## Work to complete
Give the data below again exactly as it stands. Omit the pictures.

## Extracted data entries
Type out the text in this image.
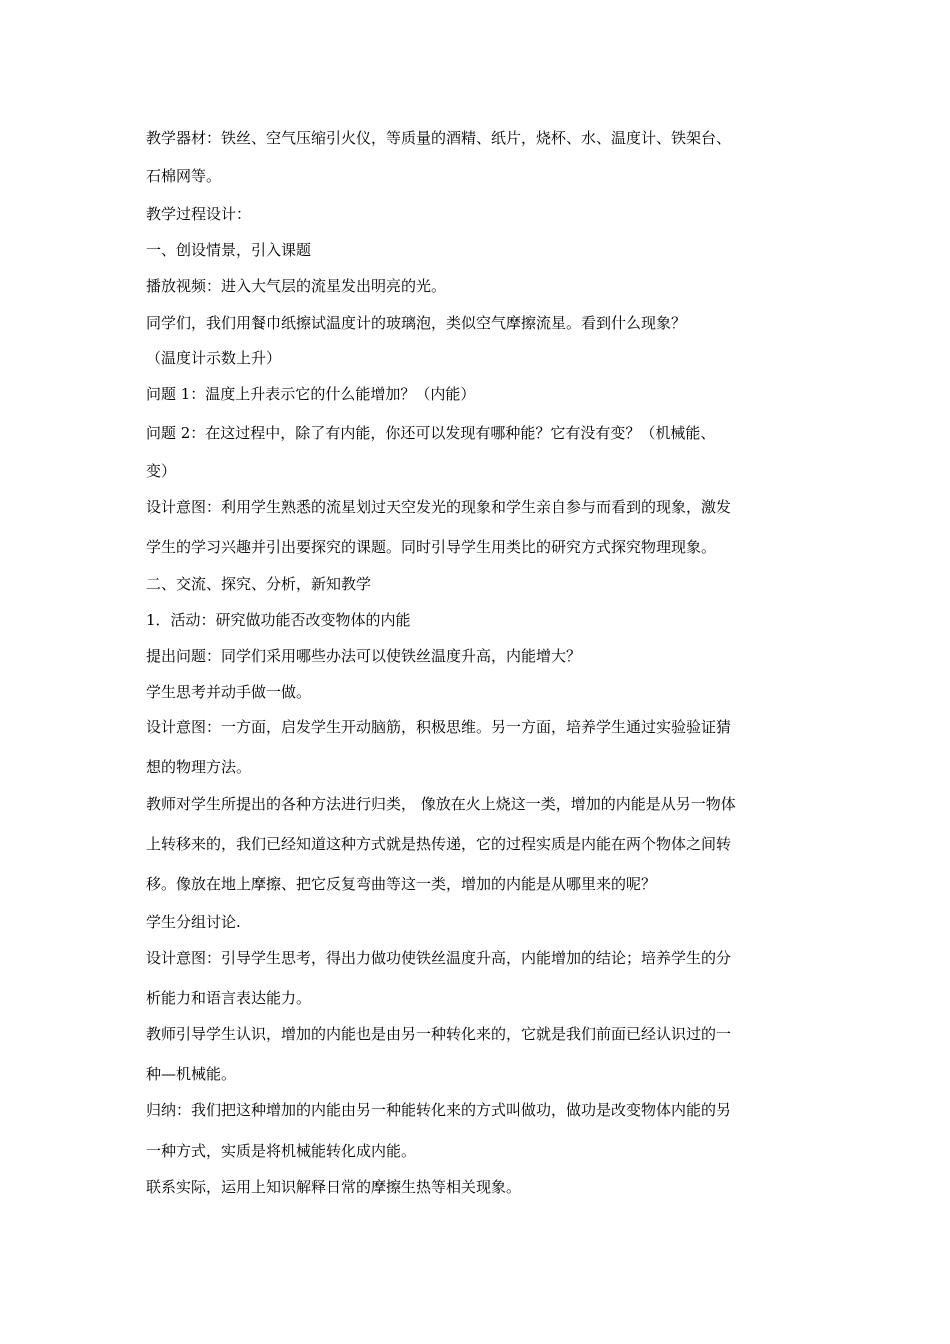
教学器材：铁丝、空气压缩引火仪，等质量的酒精、纸片，烧杯、水、温度计、铁架台、
石棉网等。
教学过程设计：
一、创设情景，引入课题
播放视频：进入大气层的流星发出明亮的光。
同学们，我们用餐巾纸擦试温度计的玻璃泡，类似空气摩擦流星。看到什么现象？
（温度计示数上升）
问题 1：温度上升表示它的什么能增加？（内能）
问题 2：在这过程中，除了有内能，你还可以发现有哪种能？它有没有变？（机械能、
变）
设计意图：利用学生熟悉的流星划过天空发光的现象和学生亲自参与而看到的现象，激发
学生的学习兴趣并引出要探究的课题。同时引导学生用类比的研究方式探究物理现象。
二、交流、探究、分析，新知教学
1．活动：研究做功能否改变物体的内能
提出问题：同学们采用哪些办法可以使铁丝温度升高，内能增大？
学生思考并动手做一做。
设计意图：一方面，启发学生开动脑筋，积极思维。另一方面，培养学生通过实验验证猜
想的物理方法。
教师对学生所提出的各种方法进行归类， 像放在火上烧这一类，增加的内能是从另一物体
上转移来的，我们已经知道这种方式就是热传递，它的过程实质是内能在两个物体之间转
移。像放在地上摩擦、把它反复弯曲等这一类，增加的内能是从哪里来的呢？
学生分组讨论.
设计意图：引导学生思考，得出力做功使铁丝温度升高，内能增加的结论；培养学生的分
析能力和语言表达能力。
教师引导学生认识，增加的内能也是由另一种转化来的，它就是我们前面已经认识过的一
种—机械能。
归纳：我们把这种增加的内能由另一种能转化来的方式叫做功，做功是改变物体内能的另
一种方式，实质是将机械能转化成内能。
联系实际，运用上知识解释日常的摩擦生热等相关现象。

## Response to this task
Type out the text in this image.
教学器材：铁丝、空气压缩引火仪，等质量的酒精、纸片，烧杯、水、温度计、铁架台、
石棉网等。
教学过程设计：
一、创设情景，引入课题
播放视频：进入大气层的流星发出明亮的光。
同学们，我们用餐巾纸擦试温度计的玻璃泡，类似空气摩擦流星。看到什么现象？
（温度计示数上升）
问题 1：温度上升表示它的什么能增加？（内能）
问题 2：在这过程中，除了有内能，你还可以发现有哪种能？它有没有变？（机械能、
变）
设计意图：利用学生熟悉的流星划过天空发光的现象和学生亲自参与而看到的现象，激发
学生的学习兴趣并引出要探究的课题。同时引导学生用类比的研究方式探究物理现象。
二、交流、探究、分析，新知教学
1．活动：研究做功能否改变物体的内能
提出问题：同学们采用哪些办法可以使铁丝温度升高，内能增大？
学生思考并动手做一做。
设计意图：一方面，启发学生开动脑筋，积极思维。另一方面，培养学生通过实验验证猜
想的物理方法。
教师对学生所提出的各种方法进行归类， 像放在火上烧这一类，增加的内能是从另一物体
上转移来的，我们已经知道这种方式就是热传递，它的过程实质是内能在两个物体之间转
移。像放在地上摩擦、把它反复弯曲等这一类，增加的内能是从哪里来的呢？
学生分组讨论.
设计意图：引导学生思考，得出力做功使铁丝温度升高，内能增加的结论；培养学生的分
析能力和语言表达能力。
教师引导学生认识，增加的内能也是由另一种转化来的，它就是我们前面已经认识过的一
种—机械能。
归纳：我们把这种增加的内能由另一种能转化来的方式叫做功，做功是改变物体内能的另
一种方式，实质是将机械能转化成内能。
联系实际，运用上知识解释日常的摩擦生热等相关现象。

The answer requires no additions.